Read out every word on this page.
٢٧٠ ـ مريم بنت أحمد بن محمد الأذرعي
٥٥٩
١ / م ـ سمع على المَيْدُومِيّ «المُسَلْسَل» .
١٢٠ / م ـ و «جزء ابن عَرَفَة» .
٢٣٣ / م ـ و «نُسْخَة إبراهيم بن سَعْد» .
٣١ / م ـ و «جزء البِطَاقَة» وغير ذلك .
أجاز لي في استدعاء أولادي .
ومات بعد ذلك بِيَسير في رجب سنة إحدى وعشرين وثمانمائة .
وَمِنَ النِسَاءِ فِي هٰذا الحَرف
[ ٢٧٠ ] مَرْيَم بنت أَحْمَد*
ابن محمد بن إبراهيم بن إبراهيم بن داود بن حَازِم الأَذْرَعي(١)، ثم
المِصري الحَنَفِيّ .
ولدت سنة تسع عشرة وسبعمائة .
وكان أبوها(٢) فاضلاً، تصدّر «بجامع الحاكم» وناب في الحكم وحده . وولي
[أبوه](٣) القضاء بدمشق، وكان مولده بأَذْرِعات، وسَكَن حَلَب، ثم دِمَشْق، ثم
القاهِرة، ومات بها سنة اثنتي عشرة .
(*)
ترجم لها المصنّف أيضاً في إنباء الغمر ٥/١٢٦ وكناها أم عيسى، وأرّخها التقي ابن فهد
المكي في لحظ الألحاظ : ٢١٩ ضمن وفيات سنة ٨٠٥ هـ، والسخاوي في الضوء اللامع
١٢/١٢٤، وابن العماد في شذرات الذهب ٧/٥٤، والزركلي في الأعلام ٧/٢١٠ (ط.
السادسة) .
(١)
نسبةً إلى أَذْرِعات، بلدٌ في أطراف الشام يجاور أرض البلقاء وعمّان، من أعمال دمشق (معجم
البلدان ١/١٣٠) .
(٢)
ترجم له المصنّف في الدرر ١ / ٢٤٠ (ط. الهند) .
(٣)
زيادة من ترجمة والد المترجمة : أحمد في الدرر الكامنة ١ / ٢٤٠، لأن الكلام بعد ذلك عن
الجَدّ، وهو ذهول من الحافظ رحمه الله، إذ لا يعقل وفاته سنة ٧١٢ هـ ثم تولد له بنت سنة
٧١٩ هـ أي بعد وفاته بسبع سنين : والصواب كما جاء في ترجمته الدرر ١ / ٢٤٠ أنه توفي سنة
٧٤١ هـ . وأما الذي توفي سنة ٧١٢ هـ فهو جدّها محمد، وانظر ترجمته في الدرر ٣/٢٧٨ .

--------------------------------------------------

**Task to complete:**
Each line above that includes "الدرر" should be shown.

**Response below:**
ترجم له المصنّف في الدرر ١ / ٢٤٠ (ط. الهند) .
زيادة من ترجمة والد المترجمة : أحمد في الدرر الكامنة ١ / ٢٤٠، لأن الكلام بعد ذلك عن
٧١٩ هـ أي بعد وفاته بسبع سنين : والصواب كما جاء في ترجمته الدرر ١ / ٢٤٠ أنه توفي سنة
٧٤١ هـ . وأما الذي توفي سنة ٧١٢ هـ فهو جدّها محمد، وانظر ترجمته في الدرر ٣/٢٧٨ .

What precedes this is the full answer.